• [REQUEST] Show every line in the records below that contains the word "than".

• [DATA EXTRACT]
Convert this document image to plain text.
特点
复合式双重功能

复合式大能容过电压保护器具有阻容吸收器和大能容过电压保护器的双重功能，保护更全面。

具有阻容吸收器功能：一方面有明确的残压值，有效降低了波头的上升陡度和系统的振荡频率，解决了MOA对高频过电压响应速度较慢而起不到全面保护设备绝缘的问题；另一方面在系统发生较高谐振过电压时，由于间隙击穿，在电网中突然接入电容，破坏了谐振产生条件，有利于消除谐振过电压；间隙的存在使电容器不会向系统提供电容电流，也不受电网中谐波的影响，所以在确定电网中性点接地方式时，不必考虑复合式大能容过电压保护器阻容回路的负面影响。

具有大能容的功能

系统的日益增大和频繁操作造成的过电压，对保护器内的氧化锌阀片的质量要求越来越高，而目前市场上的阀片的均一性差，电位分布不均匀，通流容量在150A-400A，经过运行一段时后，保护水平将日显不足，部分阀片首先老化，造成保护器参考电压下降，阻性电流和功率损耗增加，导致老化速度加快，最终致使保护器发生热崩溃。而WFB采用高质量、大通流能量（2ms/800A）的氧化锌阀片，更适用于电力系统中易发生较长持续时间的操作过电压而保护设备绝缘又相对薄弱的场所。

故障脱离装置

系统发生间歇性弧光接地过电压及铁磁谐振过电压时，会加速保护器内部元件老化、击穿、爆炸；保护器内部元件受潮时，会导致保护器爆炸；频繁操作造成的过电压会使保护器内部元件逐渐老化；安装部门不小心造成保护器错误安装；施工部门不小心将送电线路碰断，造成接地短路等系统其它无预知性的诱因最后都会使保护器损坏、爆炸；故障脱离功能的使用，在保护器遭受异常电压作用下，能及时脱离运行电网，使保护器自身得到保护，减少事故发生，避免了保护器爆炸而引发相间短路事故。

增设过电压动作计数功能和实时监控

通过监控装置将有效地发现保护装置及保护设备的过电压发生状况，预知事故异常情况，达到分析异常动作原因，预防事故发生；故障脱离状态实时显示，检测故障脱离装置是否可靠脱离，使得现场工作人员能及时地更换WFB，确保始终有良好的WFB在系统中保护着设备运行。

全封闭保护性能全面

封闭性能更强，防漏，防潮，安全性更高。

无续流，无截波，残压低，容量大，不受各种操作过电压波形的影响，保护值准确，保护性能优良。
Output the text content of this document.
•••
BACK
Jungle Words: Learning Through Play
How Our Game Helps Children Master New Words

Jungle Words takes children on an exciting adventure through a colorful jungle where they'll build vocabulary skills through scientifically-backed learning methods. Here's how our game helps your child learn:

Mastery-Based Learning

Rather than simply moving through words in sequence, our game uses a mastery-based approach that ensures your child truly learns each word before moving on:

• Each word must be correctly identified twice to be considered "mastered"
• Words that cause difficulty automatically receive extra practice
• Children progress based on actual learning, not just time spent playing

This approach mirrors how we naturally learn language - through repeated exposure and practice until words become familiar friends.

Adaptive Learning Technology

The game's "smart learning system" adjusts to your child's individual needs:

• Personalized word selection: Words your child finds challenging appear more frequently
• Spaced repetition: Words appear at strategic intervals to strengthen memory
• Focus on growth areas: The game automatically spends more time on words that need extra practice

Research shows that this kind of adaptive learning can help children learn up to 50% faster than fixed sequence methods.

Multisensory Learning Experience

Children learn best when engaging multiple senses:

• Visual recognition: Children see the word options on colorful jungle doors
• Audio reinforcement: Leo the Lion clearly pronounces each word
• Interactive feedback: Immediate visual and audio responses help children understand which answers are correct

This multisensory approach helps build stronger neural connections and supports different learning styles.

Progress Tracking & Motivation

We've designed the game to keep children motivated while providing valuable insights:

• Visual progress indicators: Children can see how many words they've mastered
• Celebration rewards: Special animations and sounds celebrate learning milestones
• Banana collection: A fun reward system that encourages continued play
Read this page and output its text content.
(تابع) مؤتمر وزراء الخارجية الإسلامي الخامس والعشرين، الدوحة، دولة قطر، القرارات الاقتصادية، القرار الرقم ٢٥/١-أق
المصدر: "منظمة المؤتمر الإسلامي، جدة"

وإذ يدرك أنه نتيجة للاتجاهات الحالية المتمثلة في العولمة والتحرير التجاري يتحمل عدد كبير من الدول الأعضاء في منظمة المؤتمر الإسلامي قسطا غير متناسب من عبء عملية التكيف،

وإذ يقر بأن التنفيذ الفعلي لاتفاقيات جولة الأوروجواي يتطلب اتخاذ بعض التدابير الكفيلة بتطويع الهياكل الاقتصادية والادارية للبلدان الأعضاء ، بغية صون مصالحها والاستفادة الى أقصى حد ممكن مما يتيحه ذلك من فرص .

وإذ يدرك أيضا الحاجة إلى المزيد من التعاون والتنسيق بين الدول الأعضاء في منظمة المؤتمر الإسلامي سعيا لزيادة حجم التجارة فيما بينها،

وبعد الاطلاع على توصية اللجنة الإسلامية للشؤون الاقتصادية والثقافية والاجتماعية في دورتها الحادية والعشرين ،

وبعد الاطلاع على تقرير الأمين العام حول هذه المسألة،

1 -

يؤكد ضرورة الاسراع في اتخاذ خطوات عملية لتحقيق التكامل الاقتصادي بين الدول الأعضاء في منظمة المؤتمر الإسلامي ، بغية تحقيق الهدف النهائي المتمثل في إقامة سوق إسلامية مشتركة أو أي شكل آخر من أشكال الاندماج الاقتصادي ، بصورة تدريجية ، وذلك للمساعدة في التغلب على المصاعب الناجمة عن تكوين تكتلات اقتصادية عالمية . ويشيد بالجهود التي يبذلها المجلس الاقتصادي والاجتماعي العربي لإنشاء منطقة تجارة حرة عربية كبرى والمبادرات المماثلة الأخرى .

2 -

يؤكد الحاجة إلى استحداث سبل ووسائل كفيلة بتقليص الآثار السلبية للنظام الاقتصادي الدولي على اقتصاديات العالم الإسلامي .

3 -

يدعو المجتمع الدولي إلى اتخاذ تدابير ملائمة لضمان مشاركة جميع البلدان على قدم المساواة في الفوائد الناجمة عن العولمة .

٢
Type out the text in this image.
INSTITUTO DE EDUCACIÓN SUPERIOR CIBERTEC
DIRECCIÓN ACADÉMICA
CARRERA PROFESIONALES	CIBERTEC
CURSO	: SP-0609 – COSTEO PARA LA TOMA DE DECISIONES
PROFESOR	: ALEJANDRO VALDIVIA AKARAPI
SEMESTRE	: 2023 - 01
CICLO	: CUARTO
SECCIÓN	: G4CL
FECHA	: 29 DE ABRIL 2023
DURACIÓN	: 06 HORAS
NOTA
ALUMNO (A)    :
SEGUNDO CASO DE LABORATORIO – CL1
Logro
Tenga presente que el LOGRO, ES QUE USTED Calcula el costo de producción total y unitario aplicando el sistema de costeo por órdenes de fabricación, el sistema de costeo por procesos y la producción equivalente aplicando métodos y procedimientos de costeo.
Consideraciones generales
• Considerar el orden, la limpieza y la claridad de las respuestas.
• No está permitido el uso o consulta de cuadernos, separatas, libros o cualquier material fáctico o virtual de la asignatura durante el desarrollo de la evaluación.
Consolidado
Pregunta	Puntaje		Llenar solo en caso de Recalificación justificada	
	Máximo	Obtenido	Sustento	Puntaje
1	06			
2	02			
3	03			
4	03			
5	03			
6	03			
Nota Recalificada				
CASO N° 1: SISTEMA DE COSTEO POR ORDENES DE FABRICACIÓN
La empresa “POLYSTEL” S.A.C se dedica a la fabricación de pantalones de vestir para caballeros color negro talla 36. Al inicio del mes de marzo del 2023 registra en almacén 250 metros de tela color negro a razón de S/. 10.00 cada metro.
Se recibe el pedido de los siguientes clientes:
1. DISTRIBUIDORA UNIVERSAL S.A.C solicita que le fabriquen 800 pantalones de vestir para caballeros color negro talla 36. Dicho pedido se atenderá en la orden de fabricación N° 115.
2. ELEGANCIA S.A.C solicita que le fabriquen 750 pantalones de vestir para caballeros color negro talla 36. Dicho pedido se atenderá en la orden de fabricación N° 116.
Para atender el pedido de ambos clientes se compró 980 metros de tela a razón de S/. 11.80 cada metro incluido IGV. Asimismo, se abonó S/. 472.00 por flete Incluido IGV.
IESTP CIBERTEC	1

• [EXERCISE SOLUTION]
Rather than simply moving through words in sequence, our game uses a mastery-based approach that ensures your child truly learns each word before moving on:
Research shows that this kind of adaptive learning can help children learn up to 50% faster than fixed sequence methods.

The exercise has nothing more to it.